> Work required
Look through the lines below and extract any with the word "this".

> Exercise material

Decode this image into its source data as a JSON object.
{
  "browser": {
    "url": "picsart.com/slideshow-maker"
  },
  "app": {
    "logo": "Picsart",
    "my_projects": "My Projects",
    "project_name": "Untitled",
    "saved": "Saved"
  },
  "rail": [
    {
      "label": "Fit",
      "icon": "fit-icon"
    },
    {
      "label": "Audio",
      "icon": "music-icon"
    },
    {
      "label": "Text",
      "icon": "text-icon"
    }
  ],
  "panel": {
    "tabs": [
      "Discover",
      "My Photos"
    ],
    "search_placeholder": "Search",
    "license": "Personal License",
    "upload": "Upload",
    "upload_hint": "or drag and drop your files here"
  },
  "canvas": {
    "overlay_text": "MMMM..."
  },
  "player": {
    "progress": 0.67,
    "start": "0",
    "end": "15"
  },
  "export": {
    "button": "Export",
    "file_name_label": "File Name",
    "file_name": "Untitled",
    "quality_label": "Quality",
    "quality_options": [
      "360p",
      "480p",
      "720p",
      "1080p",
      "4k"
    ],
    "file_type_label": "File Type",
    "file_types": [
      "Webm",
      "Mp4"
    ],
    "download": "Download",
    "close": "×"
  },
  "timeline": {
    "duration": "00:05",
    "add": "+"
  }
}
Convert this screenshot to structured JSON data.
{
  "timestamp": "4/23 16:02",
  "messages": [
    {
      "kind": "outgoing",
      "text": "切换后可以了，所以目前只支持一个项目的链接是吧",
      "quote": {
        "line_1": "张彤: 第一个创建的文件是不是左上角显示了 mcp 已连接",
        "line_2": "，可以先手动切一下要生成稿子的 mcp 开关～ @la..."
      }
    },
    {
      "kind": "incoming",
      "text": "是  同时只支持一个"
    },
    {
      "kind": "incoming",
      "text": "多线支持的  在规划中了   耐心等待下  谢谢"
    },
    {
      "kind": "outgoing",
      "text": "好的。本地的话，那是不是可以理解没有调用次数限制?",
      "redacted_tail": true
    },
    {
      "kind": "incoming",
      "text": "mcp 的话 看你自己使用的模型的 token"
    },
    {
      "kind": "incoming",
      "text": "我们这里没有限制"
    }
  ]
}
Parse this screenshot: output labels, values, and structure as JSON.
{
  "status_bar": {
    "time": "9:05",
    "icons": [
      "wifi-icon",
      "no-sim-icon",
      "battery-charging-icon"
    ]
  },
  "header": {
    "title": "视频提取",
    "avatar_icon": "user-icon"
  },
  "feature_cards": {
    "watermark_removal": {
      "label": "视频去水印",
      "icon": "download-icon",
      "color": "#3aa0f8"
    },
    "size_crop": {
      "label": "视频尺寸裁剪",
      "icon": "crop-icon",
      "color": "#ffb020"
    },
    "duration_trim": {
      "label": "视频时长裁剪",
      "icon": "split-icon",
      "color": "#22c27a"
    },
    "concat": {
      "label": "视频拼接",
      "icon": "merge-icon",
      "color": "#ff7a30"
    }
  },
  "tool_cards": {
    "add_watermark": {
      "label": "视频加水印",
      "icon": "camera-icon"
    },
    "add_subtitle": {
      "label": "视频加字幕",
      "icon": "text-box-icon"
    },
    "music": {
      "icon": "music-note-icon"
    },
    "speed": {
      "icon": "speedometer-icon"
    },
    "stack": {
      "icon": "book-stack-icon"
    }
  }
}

> Response
Decode this image into its source data as a JSON object.
Convert this screenshot to structured JSON data.
Parse this screenshot: output labels, values, and structure as JSON.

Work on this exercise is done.